## [Short exercise]
Every line below that mentions the word "Task" should be copied out.

## [Supplied records]
====

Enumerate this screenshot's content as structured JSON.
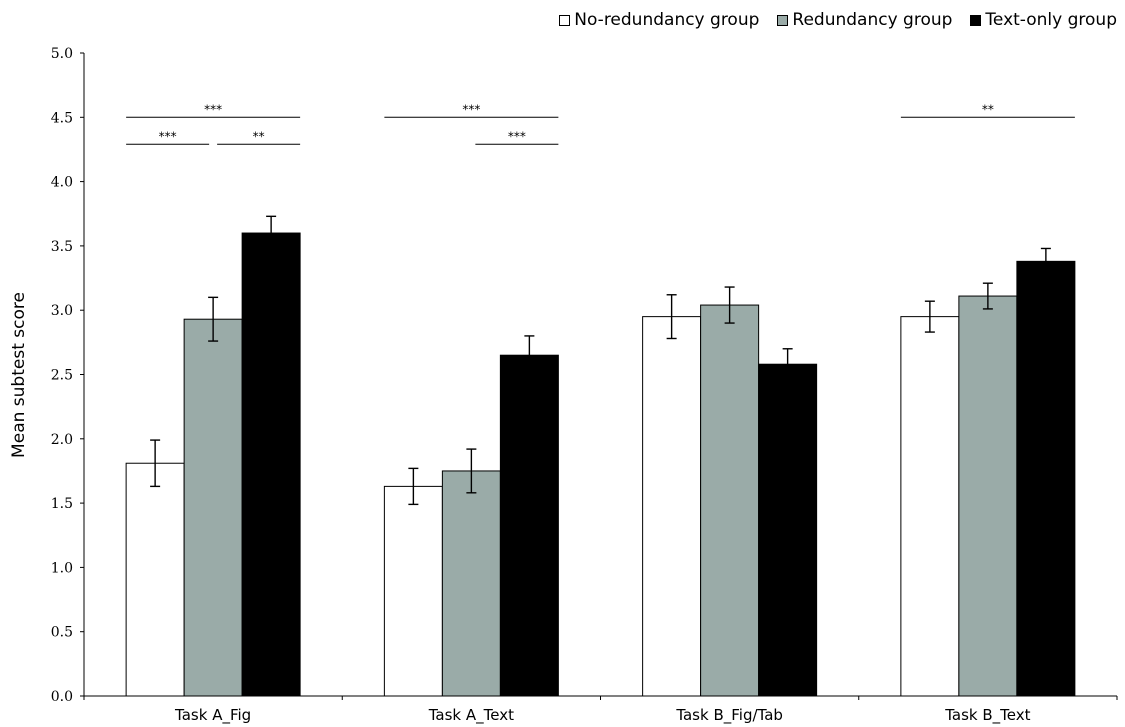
{
  "chart_data": {
    "type": "bar",
    "title": "",
    "xlabel": "",
    "ylabel": "Mean subtest score",
    "ylim": [
      0,
      5.0
    ],
    "yticks": [
      "0.0",
      "0.5",
      "1.0",
      "1.5",
      "2.0",
      "2.5",
      "3.0",
      "3.5",
      "4.0",
      "4.5",
      "5.0"
    ],
    "grid": false,
    "legend_position": "top-right",
    "categories": [
      "Task A_Fig",
      "Task A_Text",
      "Task B_Fig/Tab",
      "Task B_Text"
    ],
    "series": [
      {
        "name": "No-redundancy group",
        "color": "#ffffff",
        "values": [
          1.81,
          1.63,
          2.95,
          2.95
        ],
        "errors": [
          0.18,
          0.14,
          0.17,
          0.12
        ]
      },
      {
        "name": "Redundancy group",
        "color": "#9aaba8",
        "values": [
          2.93,
          1.75,
          3.04,
          3.11
        ],
        "errors": [
          0.17,
          0.17,
          0.14,
          0.1
        ]
      },
      {
        "name": "Text-only group",
        "color": "#000000",
        "values": [
          3.6,
          2.65,
          2.58,
          3.38
        ],
        "errors": [
          0.13,
          0.15,
          0.12,
          0.1
        ]
      }
    ],
    "annotations": [
      {
        "category": 0,
        "from": 0,
        "to": 2,
        "y": 4.5,
        "label": "***"
      },
      {
        "category": 0,
        "from": 0,
        "to": 1,
        "y": 4.29,
        "label": "***"
      },
      {
        "category": 0,
        "from": 1,
        "to": 2,
        "y": 4.29,
        "label": "**"
      },
      {
        "category": 1,
        "from": 0,
        "to": 2,
        "y": 4.5,
        "label": "***"
      },
      {
        "category": 1,
        "from": 1,
        "to": 2,
        "y": 4.29,
        "label": "***"
      },
      {
        "category": 3,
        "from": 0,
        "to": 2,
        "y": 4.5,
        "label": "**"
      }
    ]
  },
  "legend": {
    "items": [
      {
        "label": "No-redundancy group",
        "color": "#ffffff"
      },
      {
        "label": "Redundancy group",
        "color": "#9aaba8"
      },
      {
        "label": "Text-only group",
        "color": "#000000"
      }
    ]
  }
}
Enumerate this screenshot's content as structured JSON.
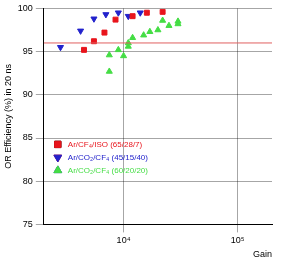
{
  "chart_data": {
    "type": "scatter",
    "y_label": "OR Efficiency (%) in 20 ns",
    "x_label": "Gain",
    "log": "x",
    "grid": true,
    "legend": "lower left",
    "xlim": [
      2000,
      200000
    ],
    "xticks": [
      {
        "value": 10000,
        "label": "10⁴"
      },
      {
        "value": 100000,
        "label": "10⁵"
      }
    ],
    "ylim": [
      75,
      100
    ],
    "yticks": [
      75,
      80,
      85,
      90,
      95,
      100
    ],
    "reference_line": {
      "value": 96,
      "color": "#e06060"
    },
    "series": [
      {
        "name": "Ar/CF₄/ISO (65/28/7)",
        "color": "#e8141c",
        "marker": "square",
        "x": [
          4500,
          5500,
          6800,
          8500,
          12000,
          16000,
          22000
        ],
        "values": [
          95.2,
          96.2,
          97.2,
          98.7,
          99.1,
          99.5,
          99.6
        ]
      },
      {
        "name": "Ar/CO₂/CF₄ (45/15/40)",
        "color": "#2222cc",
        "marker": "triangle-down",
        "x": [
          2800,
          4200,
          5500,
          7000,
          9000,
          11000,
          14000
        ],
        "values": [
          95.5,
          97.4,
          98.8,
          99.3,
          99.5,
          99.1,
          99.5
        ]
      },
      {
        "name": "Ar/CO₂/CF₄ (60/20/20)",
        "color": "#44dd44",
        "marker": "triangle-up",
        "x": [
          7500,
          7500,
          9000,
          10000,
          11000,
          11000,
          12000,
          15000,
          17000,
          20000,
          22000,
          25000,
          30000,
          30000
        ],
        "values": [
          92.7,
          94.6,
          95.2,
          94.5,
          96.0,
          95.6,
          96.6,
          96.9,
          97.3,
          97.5,
          98.6,
          98.0,
          98.5,
          98.2
        ]
      }
    ]
  }
}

====

## [Written solution]
      "Task A_Fig",
      "Task A_Text",
      "Task B_Fig/Tab",
      "Task B_Text"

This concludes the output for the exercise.